(Reading passage)
____

From: Oleg Nesterov <oleg@redhat.com>
To: Thomas Gleixner <tglx@linutronix.de>
Cc: Florian Weimer <fweimer@redhat.com>,
Shawn Landden <shawn@git.icu>,
libc-alpha@sourceware.org, linux-api@vger.kernel.org,
LKML <linux-kernel@vger.kernel.org>,
Arnd Bergmann <arnd@arndb.de>,
Deepa Dinamani <deepa.kernel@gmail.com>,
Andrew Morton <akpm@linux-foundation.org>,
Catalin Marinas <catalin.marinas@arm.com>,
Keith Packard <keithp@keithp.com>,
Peter Zijlstra <peterz@infradead.org>
Subject: Re: handle_exit_race && PF_EXITING
Date: Wed, 6 Nov 2019 09:55:29 +0100 [thread overview]
Message-ID: <20191106085529.GA12575@redhat.com> (raw)
In-Reply-To: <alpine.DEB.2.21.1911051959260.1869@nanos.tec.linutronix.de>
On 11/05, Thomas Gleixner wrote:
>
> sys_futex()
> loop infinite because
> PF_EXITING is set,
> but PF_EXITPIDONE not
Yes.
IOW, the problem is very simple. RT task preempts the exiting lock owner
after it sets PF_EXITING but before it sets PF_EXITPIDONE, if they run on
the same CPU futex_lock_pi() will spin forever.
> So the obvious question is why PF_EXITPIDONE is set way after the futex
> exit cleanup has run,
Another obvious question is why this code checks PF_EXITING. I still think
it should not.
> The way we can deal with that is:
>
> do_exit()
> tsk->flags |= PF_EXITING;
> ...
> mutex_lock(&tsk->futex_exit_mutex);
> futex_exit();
> tsk->flags |= PF_EXITPIDONE;
> mutex_unlock(&tsk->futex_exit_mutex);
>
> and on the futex lock_pi side:
>
> if (!(tsk->flags & PF_EXITING))
> return 0; <- All good
>
> if (tsk->flags & PF_EXITPIDONE)

____

(Provided material)
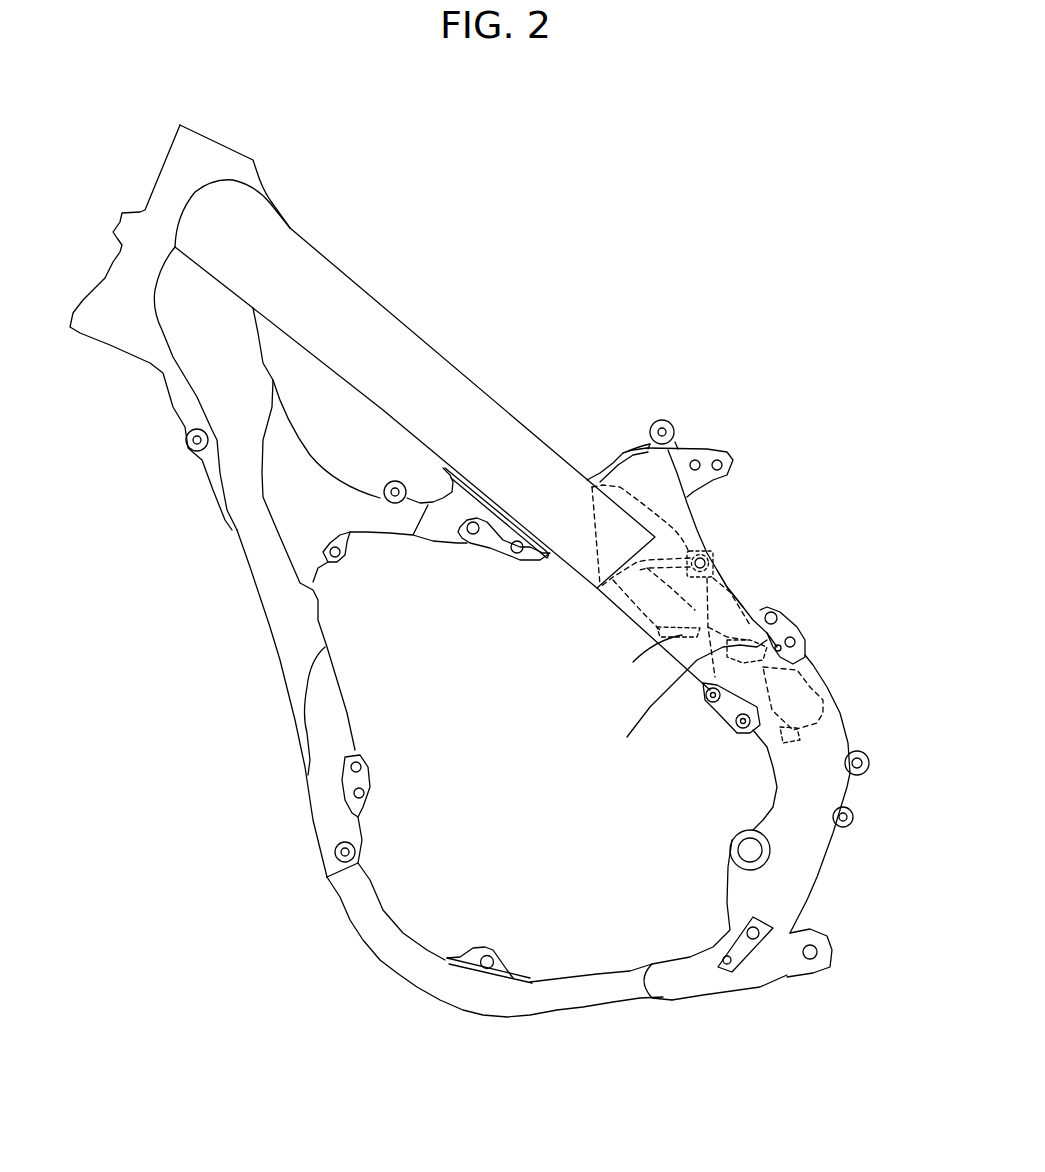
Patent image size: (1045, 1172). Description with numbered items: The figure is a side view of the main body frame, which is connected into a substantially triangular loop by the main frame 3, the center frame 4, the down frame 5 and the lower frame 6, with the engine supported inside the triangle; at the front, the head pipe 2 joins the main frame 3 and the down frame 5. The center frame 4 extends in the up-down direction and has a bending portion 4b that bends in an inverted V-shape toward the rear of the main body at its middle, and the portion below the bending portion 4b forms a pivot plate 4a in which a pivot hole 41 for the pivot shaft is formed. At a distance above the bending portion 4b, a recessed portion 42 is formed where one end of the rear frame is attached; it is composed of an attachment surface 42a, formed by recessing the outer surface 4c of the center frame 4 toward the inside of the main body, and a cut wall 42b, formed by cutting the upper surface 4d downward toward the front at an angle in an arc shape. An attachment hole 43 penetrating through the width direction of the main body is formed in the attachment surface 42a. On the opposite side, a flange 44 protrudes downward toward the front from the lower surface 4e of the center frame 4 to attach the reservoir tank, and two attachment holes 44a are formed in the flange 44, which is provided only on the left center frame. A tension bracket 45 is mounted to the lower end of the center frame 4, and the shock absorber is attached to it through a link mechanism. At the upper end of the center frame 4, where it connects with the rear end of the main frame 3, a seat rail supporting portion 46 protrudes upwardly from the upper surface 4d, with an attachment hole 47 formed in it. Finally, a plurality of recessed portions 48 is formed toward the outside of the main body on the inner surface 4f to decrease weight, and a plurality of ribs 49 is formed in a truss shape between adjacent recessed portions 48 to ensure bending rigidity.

____

(Requirement) Can you return the passage of the futex mailing-list reply starting with "IOW, the problem" and going on through "will spin forever.", copied word for word?

(Output below)
IOW, the problem is very simple. RT task preempts the exiting lock owner
after it sets PF_EXITING but before it sets PF_EXITPIDONE, if they run on
the same CPU futex_lock_pi() will spin forever.